Information shown>

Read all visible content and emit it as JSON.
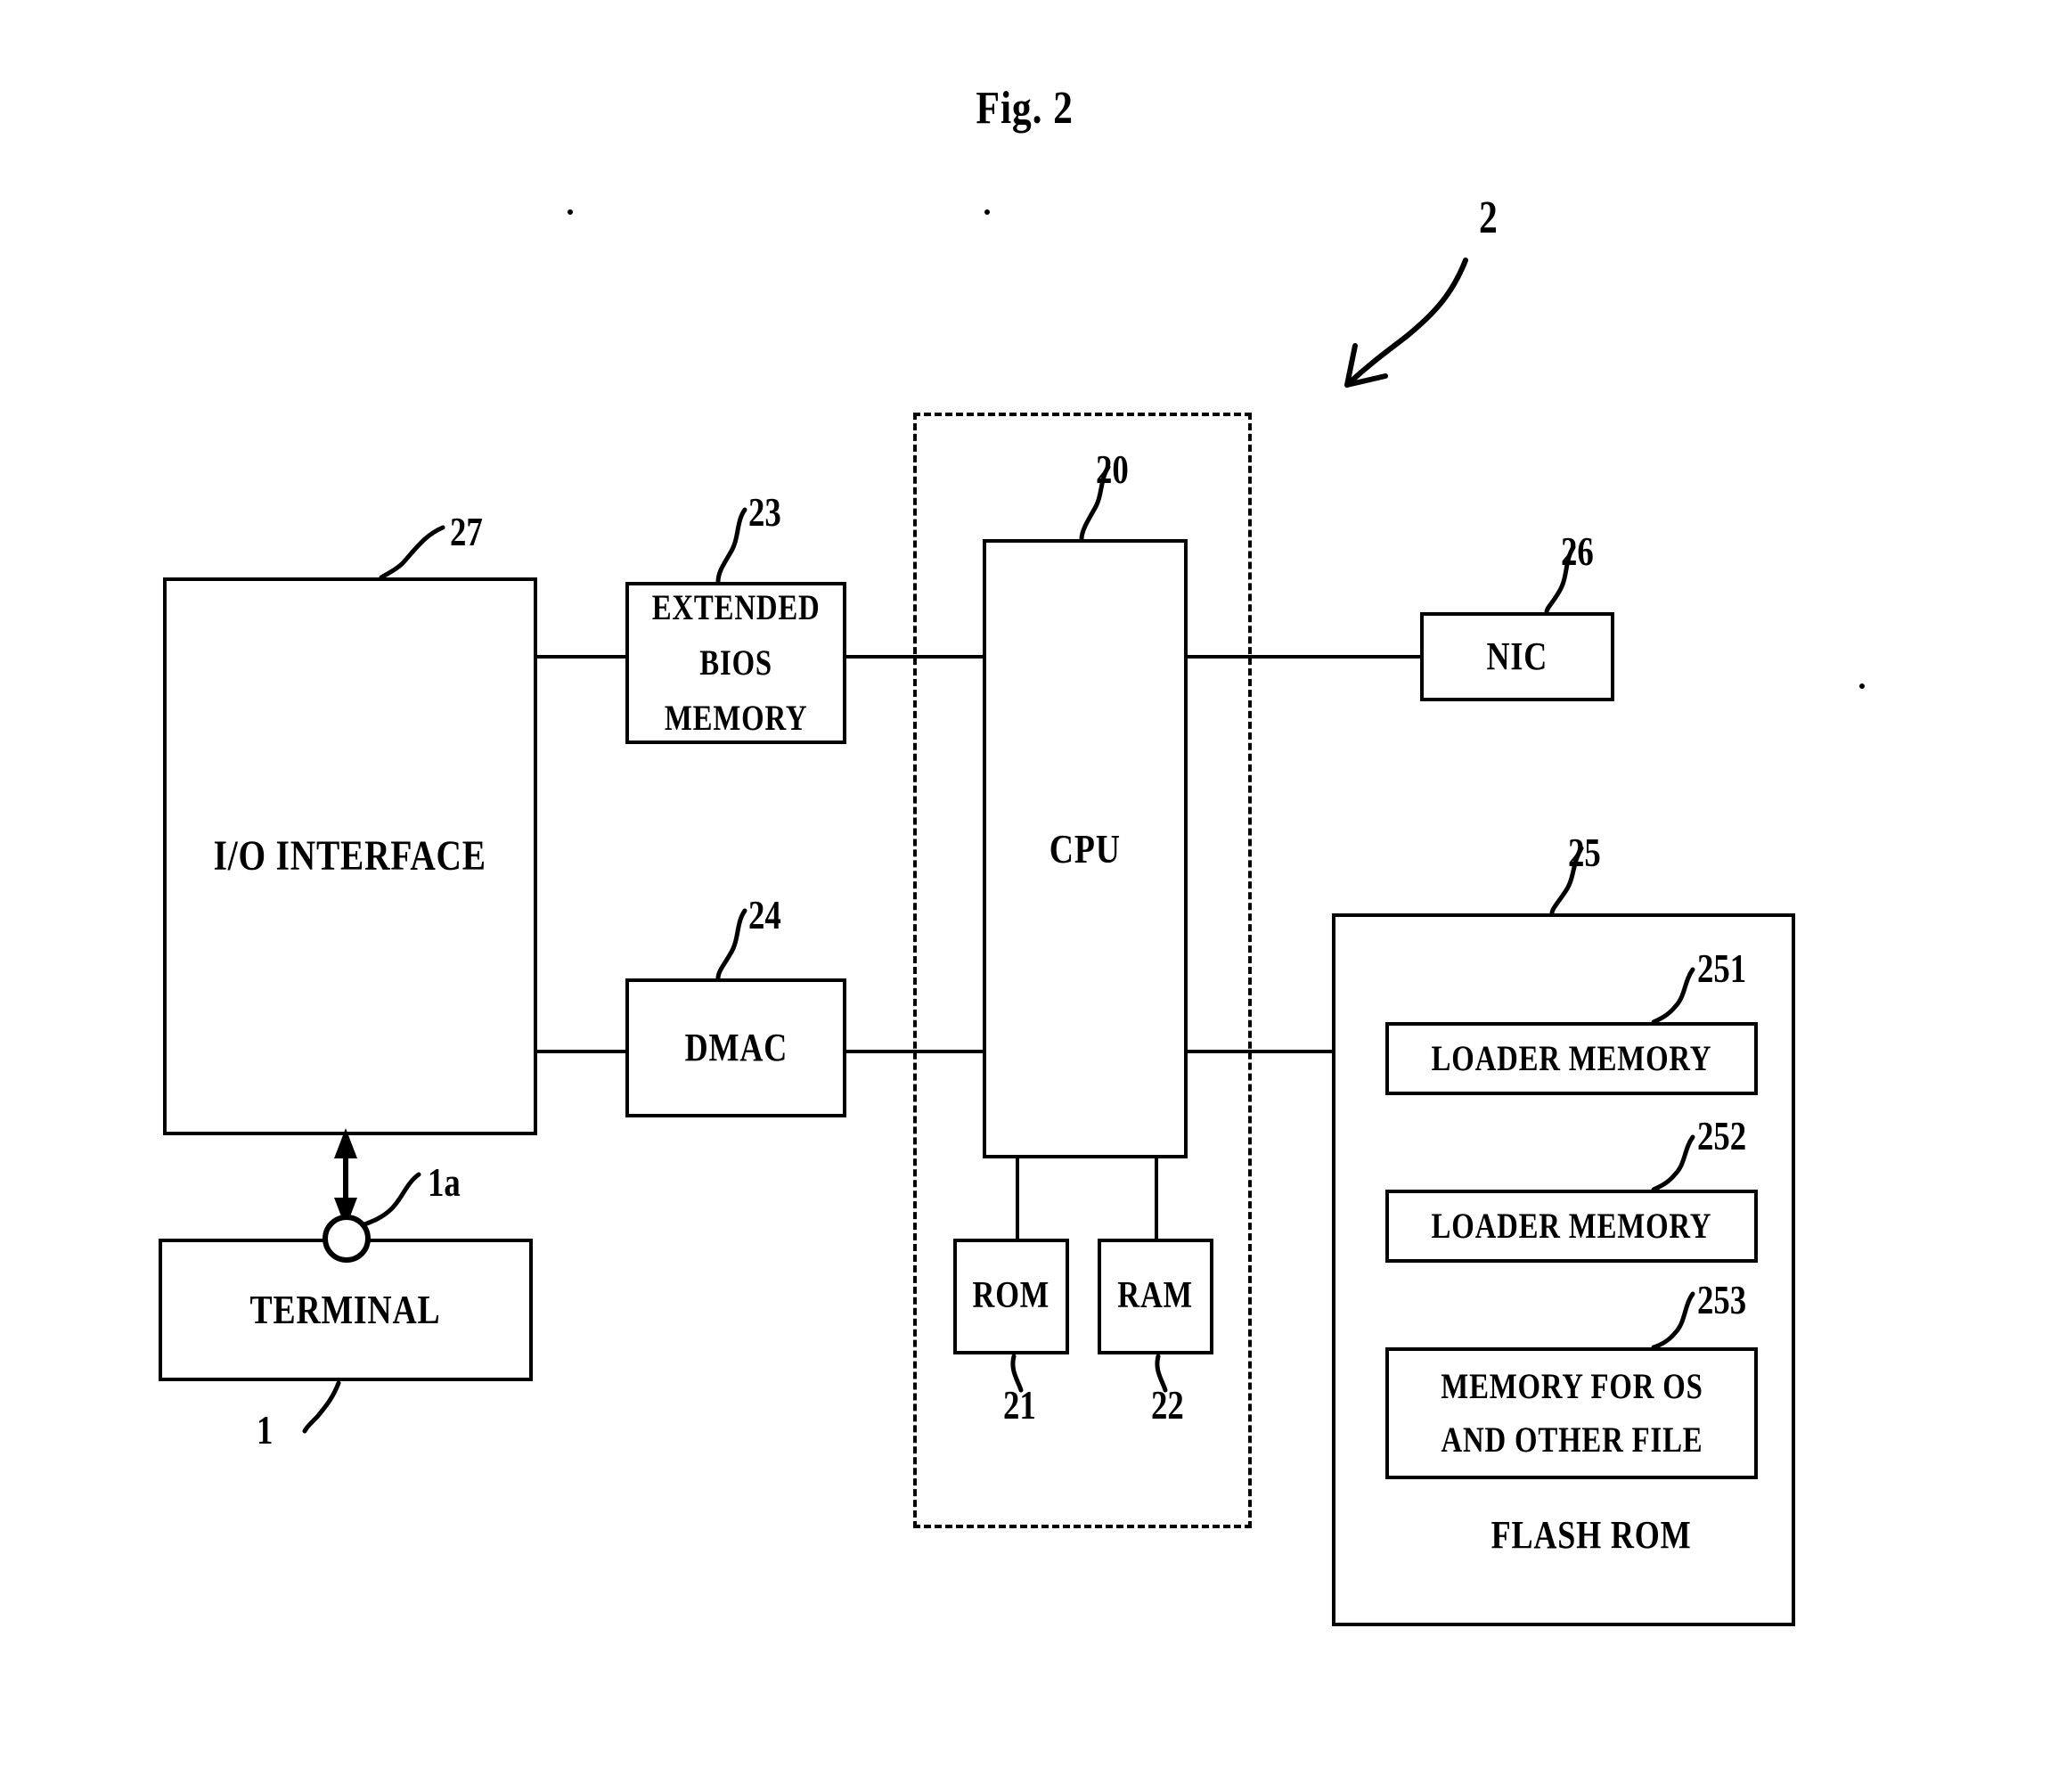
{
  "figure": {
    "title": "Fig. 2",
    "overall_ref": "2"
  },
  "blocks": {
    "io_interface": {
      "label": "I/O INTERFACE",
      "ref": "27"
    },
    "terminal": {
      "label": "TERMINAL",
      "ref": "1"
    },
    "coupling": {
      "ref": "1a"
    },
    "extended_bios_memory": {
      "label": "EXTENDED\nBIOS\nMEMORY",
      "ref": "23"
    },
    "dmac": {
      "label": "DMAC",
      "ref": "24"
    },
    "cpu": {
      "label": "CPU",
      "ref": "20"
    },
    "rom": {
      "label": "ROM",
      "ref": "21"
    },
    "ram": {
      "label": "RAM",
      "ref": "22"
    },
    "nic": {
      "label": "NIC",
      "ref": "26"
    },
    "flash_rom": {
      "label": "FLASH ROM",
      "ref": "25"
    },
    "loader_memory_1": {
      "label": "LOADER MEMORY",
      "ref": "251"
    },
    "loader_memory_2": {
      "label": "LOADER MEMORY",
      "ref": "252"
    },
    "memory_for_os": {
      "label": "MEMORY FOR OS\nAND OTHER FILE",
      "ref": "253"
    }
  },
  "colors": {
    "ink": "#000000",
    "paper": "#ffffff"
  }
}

To do> Every entry above needs to be retyped exactly; drop the pictures.

Output below>
Read all visible content and emit it as JSON.
{
  "figure": {
    "title": "Fig. 2",
    "overall_ref": "2"
  },
  "blocks": {
    "io_interface": {
      "label": "I/O INTERFACE",
      "ref": "27"
    },
    "terminal": {
      "label": "TERMINAL",
      "ref": "1"
    },
    "coupling": {
      "ref": "1a"
    },
    "extended_bios_memory": {
      "label": "EXTENDED\nBIOS\nMEMORY",
      "ref": "23"
    },
    "dmac": {
      "label": "DMAC",
      "ref": "24"
    },
    "cpu": {
      "label": "CPU",
      "ref": "20"
    },
    "rom": {
      "label": "ROM",
      "ref": "21"
    },
    "ram": {
      "label": "RAM",
      "ref": "22"
    },
    "nic": {
      "label": "NIC",
      "ref": "26"
    },
    "flash_rom": {
      "label": "FLASH ROM",
      "ref": "25"
    },
    "loader_memory_1": {
      "label": "LOADER MEMORY",
      "ref": "251"
    },
    "loader_memory_2": {
      "label": "LOADER MEMORY",
      "ref": "252"
    },
    "memory_for_os": {
      "label": "MEMORY FOR OS\nAND OTHER FILE",
      "ref": "253"
    }
  },
  "colors": {
    "ink": "#000000",
    "paper": "#ffffff"
  }
}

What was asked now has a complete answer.